Stated task: Please transcribe the listing below in full and word for word, without its pictures.

※ ※ ※

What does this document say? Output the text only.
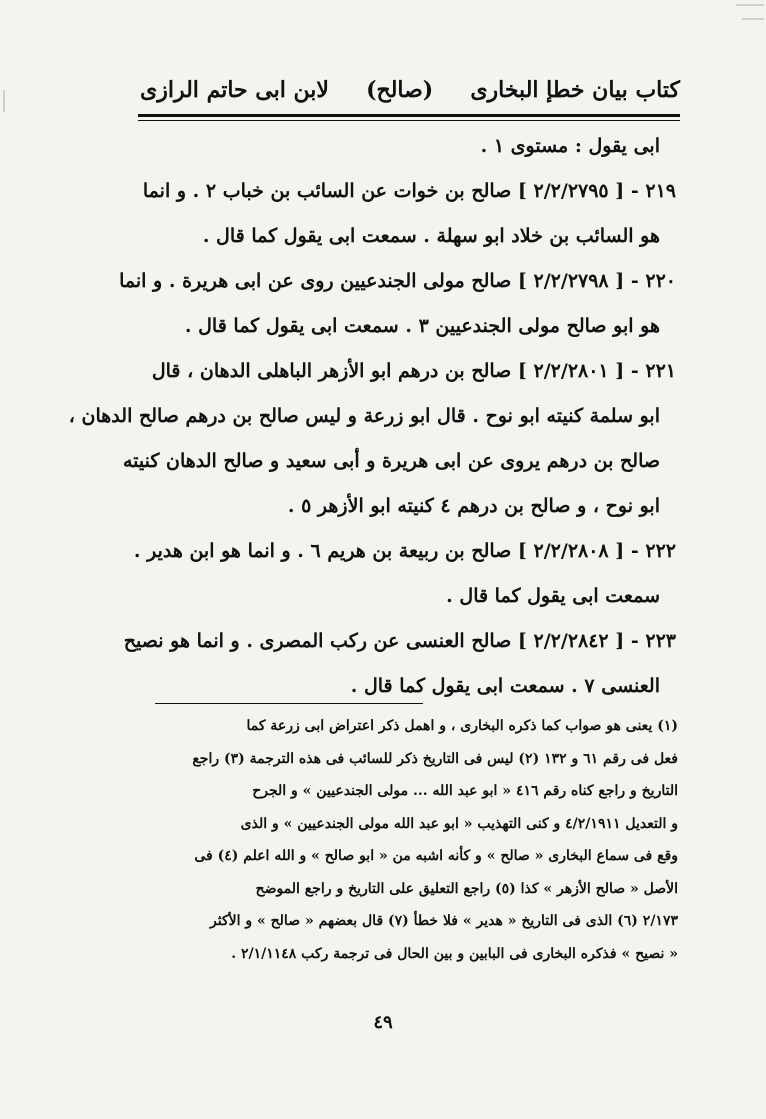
كتاب بيان خطإ البخارى
(صالح)
لابن ابى حاتم الرازى
ابى يقول : مستوى ١ .
٢١٩ - [ ٢/٢/٢٧٩٥ ] صالح بن خوات عن السائب بن خباب ٢ . و انما
هو السائب بن خلاد ابو سهلة . سمعت ابى يقول كما قال .
٢٢٠ - [ ٢/٢/٢٧٩٨ ] صالح مولى الجندعيين روى عن ابى هريرة . و انما
هو ابو صالح مولى الجندعيين ٣ . سمعت ابى يقول كما قال .
٢٢١ - [ ٢/٢/٢٨٠١ ] صالح بن درهم ابو الأزهر الباهلى الدهان ، قال
ابو سلمة كنيته ابو نوح . قال ابو زرعة و ليس صالح بن درهم صالح الدهان ،
صالح بن درهم يروى عن ابى هريرة و أبى سعيد و صالح الدهان كنيته
ابو نوح ، و صالح بن درهم ٤ كنيته ابو الأزهر ٥ .
٢٢٢ - [ ٢/٢/٢٨٠٨ ] صالح بن ربيعة بن هريم ٦ . و انما هو ابن هدير .
سمعت ابى يقول كما قال .
٢٢٣ - [ ٢/٢/٢٨٤٢ ] صالح العنسى عن ركب المصرى . و انما هو نصيح
العنسى ٧ . سمعت ابى يقول كما قال .
(١) يعنى هو صواب كما ذكره البخارى ، و اهمل ذكر اعتراض ابى زرعة كما
فعل فى رقم ٦١ و ١٣٢ (٢) ليس فى التاريخ ذكر للسائب فى هذه الترجمة (٣) راجع
التاريخ و راجع كناه رقم ٤١٦ « ابو عبد الله ... مولى الجندعيين » و الجرح
و التعديل ٤/٢/١٩١١ و كنى التهذيب « ابو عبد الله مولى الجندعيين » و الذى
وقع فى سماع البخارى « صالح » و كأنه اشبه من « ابو صالح » و الله اعلم (٤) فى
الأصل « صالح الأزهر » كذا (٥) راجع التعليق على التاريخ و راجع الموضح
٢/١٧٣ (٦) الذى فى التاريخ « هدير » فلا خطأ (٧) قال بعضهم « صالح » و الأكثر
« نصيح » فذكره البخارى فى البابين و بين الحال فى ترجمة ركب ٢/١/١١٤٨ .
٤٩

※ ※ ※

Complete answer:
What does this document say? Output the text only.
كتاب بيان خطإ البخارى
(صالح)
لابن ابى حاتم الرازى
ابى يقول : مستوى ١ .
٢١٩ - [ ٢/٢/٢٧٩٥ ] صالح بن خوات عن السائب بن خباب ٢ . و انما
هو السائب بن خلاد ابو سهلة . سمعت ابى يقول كما قال .
٢٢٠ - [ ٢/٢/٢٧٩٨ ] صالح مولى الجندعيين روى عن ابى هريرة . و انما
هو ابو صالح مولى الجندعيين ٣ . سمعت ابى يقول كما قال .
٢٢١ - [ ٢/٢/٢٨٠١ ] صالح بن درهم ابو الأزهر الباهلى الدهان ، قال
ابو سلمة كنيته ابو نوح . قال ابو زرعة و ليس صالح بن درهم صالح الدهان ،
صالح بن درهم يروى عن ابى هريرة و أبى سعيد و صالح الدهان كنيته
ابو نوح ، و صالح بن درهم ٤ كنيته ابو الأزهر ٥ .
٢٢٢ - [ ٢/٢/٢٨٠٨ ] صالح بن ربيعة بن هريم ٦ . و انما هو ابن هدير .
سمعت ابى يقول كما قال .
٢٢٣ - [ ٢/٢/٢٨٤٢ ] صالح العنسى عن ركب المصرى . و انما هو نصيح
العنسى ٧ . سمعت ابى يقول كما قال .
(١) يعنى هو صواب كما ذكره البخارى ، و اهمل ذكر اعتراض ابى زرعة كما
فعل فى رقم ٦١ و ١٣٢ (٢) ليس فى التاريخ ذكر للسائب فى هذه الترجمة (٣) راجع
التاريخ و راجع كناه رقم ٤١٦ « ابو عبد الله ... مولى الجندعيين » و الجرح
و التعديل ٤/٢/١٩١١ و كنى التهذيب « ابو عبد الله مولى الجندعيين » و الذى
وقع فى سماع البخارى « صالح » و كأنه اشبه من « ابو صالح » و الله اعلم (٤) فى
الأصل « صالح الأزهر » كذا (٥) راجع التعليق على التاريخ و راجع الموضح
٢/١٧٣ (٦) الذى فى التاريخ « هدير » فلا خطأ (٧) قال بعضهم « صالح » و الأكثر
« نصيح » فذكره البخارى فى البابين و بين الحال فى ترجمة ركب ٢/١/١١٤٨ .
٤٩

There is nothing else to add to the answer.